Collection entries
◆ ◆ ◆ ◆

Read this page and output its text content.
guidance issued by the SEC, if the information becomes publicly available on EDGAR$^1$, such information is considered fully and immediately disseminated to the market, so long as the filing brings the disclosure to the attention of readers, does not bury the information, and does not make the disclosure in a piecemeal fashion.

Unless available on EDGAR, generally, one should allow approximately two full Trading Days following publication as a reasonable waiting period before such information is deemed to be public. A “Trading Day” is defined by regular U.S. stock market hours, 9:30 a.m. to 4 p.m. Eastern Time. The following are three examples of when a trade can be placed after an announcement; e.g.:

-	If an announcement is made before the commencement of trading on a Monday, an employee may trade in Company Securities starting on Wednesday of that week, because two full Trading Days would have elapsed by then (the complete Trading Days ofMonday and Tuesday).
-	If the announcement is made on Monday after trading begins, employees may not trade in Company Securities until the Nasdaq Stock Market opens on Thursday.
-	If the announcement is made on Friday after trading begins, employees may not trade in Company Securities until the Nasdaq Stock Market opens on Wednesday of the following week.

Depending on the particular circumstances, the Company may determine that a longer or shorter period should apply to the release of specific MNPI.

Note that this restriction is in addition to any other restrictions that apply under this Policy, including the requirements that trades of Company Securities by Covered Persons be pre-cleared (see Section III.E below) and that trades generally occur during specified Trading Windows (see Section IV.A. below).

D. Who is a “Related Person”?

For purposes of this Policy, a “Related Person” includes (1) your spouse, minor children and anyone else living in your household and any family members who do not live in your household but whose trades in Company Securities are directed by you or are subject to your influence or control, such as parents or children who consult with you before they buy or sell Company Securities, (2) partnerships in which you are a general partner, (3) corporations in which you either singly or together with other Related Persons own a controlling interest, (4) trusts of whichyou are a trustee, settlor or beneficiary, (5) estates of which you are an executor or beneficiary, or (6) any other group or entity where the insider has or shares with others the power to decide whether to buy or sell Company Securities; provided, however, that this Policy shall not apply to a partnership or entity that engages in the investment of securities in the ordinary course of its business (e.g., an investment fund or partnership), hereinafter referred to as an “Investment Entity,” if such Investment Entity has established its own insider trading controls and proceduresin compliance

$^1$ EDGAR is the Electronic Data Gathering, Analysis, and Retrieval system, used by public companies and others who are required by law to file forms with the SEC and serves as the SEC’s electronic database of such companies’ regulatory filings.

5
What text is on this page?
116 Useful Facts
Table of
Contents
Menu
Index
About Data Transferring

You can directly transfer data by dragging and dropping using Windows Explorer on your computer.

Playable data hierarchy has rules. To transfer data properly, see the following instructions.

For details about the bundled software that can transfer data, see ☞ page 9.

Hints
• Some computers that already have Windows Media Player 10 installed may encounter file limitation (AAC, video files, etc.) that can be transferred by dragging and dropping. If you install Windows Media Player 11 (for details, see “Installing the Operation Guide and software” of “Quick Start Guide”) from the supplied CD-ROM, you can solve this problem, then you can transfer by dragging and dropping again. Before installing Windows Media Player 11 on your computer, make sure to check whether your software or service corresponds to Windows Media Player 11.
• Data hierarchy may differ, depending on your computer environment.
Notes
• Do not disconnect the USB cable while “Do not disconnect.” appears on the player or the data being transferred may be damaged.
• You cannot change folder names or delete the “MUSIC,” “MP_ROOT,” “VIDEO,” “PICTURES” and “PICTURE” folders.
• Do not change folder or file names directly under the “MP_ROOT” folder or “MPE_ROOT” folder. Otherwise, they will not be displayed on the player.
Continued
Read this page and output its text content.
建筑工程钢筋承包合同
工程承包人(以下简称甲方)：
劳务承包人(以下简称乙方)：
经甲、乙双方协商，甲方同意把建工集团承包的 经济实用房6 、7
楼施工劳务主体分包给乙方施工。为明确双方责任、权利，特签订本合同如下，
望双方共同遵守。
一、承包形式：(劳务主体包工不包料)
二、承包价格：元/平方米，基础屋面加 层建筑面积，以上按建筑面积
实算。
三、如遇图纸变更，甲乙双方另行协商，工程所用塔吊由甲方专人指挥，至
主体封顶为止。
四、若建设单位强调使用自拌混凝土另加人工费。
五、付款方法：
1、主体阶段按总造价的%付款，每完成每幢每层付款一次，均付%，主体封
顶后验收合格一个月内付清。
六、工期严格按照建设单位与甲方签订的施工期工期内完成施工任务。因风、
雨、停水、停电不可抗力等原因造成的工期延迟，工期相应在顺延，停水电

◆ ◆ ◆ ◆

→ Aim of the exercise
Find the lines holding "employees" and list every one.

→ The completed task
-	If the announcement is made on Monday after trading begins, employees may not trade in Company Securities until the Nasdaq Stock Market opens on Thursday.
-	If the announcement is made on Friday after trading begins, employees may not trade in Company Securities until the Nasdaq Stock Market opens on Wednesday of the following week.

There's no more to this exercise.